What the task requires ▸ Pull out all lines from the listing below in which the word "Muri" appears.

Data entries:
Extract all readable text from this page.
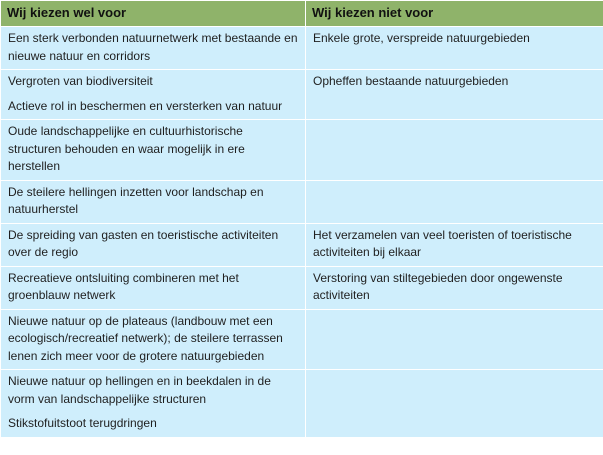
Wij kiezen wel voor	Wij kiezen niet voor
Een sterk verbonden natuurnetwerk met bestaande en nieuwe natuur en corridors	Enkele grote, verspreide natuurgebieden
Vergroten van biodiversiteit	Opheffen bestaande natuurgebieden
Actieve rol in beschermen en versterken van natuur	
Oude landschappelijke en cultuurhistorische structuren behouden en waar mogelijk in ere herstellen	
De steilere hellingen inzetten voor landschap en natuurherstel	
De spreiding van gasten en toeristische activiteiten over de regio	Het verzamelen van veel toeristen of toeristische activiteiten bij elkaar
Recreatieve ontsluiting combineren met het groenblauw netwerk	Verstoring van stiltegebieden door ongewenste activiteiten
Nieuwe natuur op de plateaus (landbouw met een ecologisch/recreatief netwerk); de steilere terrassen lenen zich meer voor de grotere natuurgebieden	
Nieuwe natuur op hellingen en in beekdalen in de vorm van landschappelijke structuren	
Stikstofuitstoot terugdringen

---

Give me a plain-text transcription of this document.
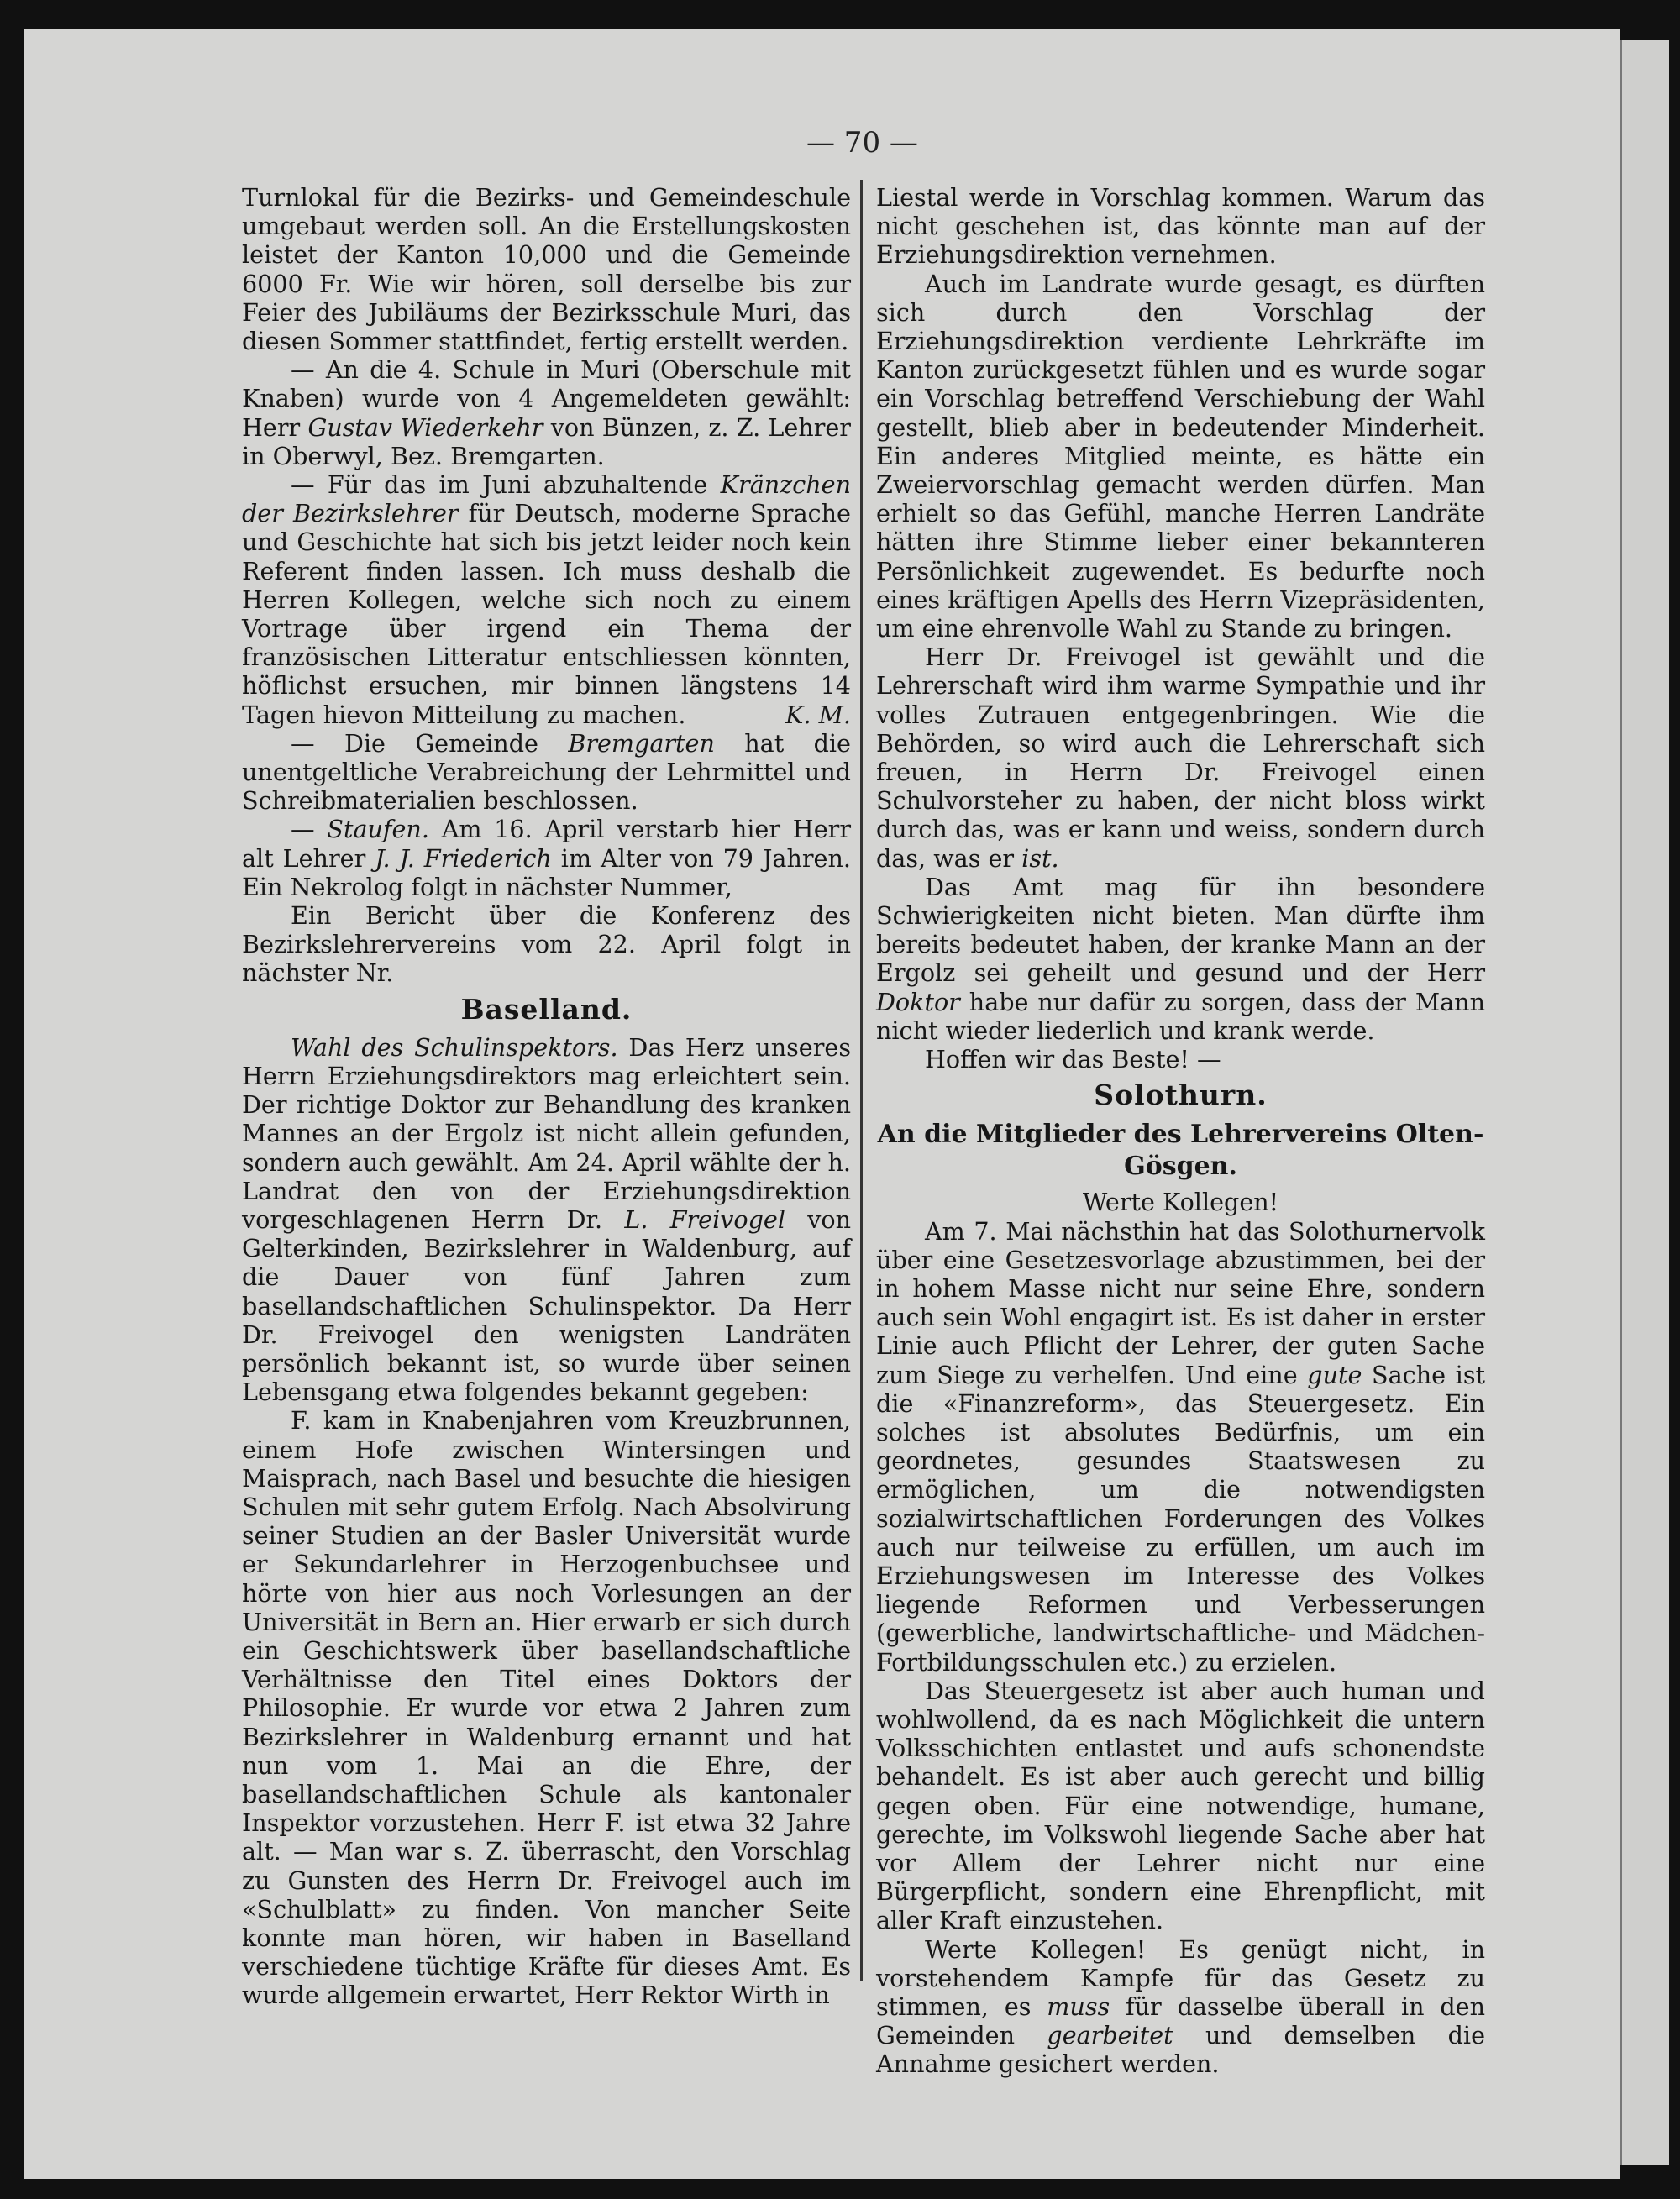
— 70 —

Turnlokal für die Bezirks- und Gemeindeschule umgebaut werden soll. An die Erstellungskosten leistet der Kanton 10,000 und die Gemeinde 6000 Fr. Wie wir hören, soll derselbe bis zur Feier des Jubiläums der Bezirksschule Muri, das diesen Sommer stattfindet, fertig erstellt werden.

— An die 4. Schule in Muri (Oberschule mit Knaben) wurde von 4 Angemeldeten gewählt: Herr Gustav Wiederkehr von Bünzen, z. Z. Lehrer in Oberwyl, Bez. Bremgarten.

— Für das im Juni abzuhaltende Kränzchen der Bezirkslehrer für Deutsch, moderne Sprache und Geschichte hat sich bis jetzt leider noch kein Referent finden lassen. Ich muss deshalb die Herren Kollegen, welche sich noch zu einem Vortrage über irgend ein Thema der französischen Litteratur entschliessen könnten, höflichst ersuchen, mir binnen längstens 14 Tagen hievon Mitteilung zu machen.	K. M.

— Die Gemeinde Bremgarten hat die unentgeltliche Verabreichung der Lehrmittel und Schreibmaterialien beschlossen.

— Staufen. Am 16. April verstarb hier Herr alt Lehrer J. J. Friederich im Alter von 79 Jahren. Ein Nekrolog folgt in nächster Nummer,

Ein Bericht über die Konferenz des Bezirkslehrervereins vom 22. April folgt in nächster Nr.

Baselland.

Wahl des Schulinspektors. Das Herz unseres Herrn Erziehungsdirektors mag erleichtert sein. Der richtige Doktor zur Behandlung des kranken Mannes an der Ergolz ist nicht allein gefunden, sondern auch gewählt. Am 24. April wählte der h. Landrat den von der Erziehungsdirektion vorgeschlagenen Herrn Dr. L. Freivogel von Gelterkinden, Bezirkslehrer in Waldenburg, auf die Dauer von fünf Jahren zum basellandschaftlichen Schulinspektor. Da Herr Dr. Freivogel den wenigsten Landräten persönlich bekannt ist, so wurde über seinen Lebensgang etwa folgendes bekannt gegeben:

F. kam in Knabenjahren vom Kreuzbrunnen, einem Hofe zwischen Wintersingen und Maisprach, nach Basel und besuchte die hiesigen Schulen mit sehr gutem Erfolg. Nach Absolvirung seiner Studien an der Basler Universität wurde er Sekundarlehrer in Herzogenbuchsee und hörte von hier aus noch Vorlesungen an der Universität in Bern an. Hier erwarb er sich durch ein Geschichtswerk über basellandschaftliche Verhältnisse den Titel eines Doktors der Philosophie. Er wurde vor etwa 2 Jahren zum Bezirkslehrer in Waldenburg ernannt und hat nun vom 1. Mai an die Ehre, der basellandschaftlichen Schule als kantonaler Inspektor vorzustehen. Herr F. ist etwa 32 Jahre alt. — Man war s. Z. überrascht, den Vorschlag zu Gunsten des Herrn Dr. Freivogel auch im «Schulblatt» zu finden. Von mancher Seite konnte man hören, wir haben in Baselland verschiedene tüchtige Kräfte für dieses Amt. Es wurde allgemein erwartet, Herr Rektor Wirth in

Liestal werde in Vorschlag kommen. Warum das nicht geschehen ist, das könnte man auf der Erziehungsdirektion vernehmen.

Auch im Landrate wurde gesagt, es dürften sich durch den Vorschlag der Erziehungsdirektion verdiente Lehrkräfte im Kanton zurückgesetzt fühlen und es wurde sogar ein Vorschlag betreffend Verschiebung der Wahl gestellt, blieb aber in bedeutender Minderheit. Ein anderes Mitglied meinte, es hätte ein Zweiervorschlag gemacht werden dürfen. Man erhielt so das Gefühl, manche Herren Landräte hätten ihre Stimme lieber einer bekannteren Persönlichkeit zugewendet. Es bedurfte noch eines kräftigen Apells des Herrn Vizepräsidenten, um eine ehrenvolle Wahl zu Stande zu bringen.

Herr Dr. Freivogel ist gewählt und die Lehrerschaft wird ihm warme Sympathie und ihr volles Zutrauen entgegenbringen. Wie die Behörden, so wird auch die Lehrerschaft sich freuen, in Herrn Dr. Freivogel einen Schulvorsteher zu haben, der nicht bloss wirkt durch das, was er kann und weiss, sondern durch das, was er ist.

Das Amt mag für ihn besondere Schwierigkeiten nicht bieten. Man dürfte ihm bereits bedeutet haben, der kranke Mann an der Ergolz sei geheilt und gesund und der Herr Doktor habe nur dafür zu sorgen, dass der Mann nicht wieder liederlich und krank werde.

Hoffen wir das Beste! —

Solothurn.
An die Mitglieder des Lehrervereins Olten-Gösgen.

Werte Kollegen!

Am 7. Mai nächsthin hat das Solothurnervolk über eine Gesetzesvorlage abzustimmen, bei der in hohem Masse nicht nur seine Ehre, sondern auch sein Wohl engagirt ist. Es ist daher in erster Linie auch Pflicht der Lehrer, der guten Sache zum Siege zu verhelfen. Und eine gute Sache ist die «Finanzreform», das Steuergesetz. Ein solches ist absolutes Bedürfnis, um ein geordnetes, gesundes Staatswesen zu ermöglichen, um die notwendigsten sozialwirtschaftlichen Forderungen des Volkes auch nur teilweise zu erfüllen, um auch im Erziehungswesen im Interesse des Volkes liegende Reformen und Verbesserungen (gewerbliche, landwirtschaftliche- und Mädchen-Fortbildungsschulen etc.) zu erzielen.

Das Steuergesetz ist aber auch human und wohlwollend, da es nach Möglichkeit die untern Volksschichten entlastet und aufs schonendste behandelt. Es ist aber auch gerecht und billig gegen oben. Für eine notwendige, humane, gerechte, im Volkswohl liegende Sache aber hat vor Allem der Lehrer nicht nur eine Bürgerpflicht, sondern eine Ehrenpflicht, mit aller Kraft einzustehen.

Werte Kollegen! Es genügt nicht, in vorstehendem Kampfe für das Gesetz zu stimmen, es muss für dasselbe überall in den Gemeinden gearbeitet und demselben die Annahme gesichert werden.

...

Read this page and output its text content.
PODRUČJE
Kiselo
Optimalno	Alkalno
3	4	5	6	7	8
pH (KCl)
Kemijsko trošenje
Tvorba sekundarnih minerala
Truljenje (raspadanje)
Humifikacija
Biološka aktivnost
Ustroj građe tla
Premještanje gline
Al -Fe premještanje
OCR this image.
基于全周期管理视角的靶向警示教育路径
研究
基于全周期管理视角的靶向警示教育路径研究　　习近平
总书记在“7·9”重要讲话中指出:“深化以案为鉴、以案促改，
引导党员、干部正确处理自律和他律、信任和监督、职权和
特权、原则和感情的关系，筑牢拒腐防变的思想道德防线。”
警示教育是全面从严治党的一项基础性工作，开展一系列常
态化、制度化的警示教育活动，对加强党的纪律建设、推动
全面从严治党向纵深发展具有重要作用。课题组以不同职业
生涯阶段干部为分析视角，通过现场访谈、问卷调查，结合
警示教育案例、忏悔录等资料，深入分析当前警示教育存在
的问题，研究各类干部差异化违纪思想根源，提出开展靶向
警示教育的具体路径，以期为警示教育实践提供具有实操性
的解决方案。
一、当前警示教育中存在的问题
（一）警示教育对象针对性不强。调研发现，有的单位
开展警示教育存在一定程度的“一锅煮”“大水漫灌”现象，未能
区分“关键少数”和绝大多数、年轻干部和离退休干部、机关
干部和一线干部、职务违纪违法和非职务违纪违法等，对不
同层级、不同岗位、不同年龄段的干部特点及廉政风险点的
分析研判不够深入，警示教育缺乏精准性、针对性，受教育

Output of the exercise ▸
Turnlokal für die Bezirks- und Gemeindeschule umgebaut werden soll. An die Erstellungskosten leistet der Kanton 10,000 und die Gemeinde 6000 Fr. Wie wir hören, soll derselbe bis zur Feier des Jubiläums der Bezirksschule Muri, das diesen Sommer stattfindet, fertig erstellt werden.
— An die 4. Schule in Muri (Oberschule mit Knaben) wurde von 4 Angemeldeten gewählt: Herr Gustav Wiederkehr von Bünzen, z. Z. Lehrer in Oberwyl, Bez. Bremgarten.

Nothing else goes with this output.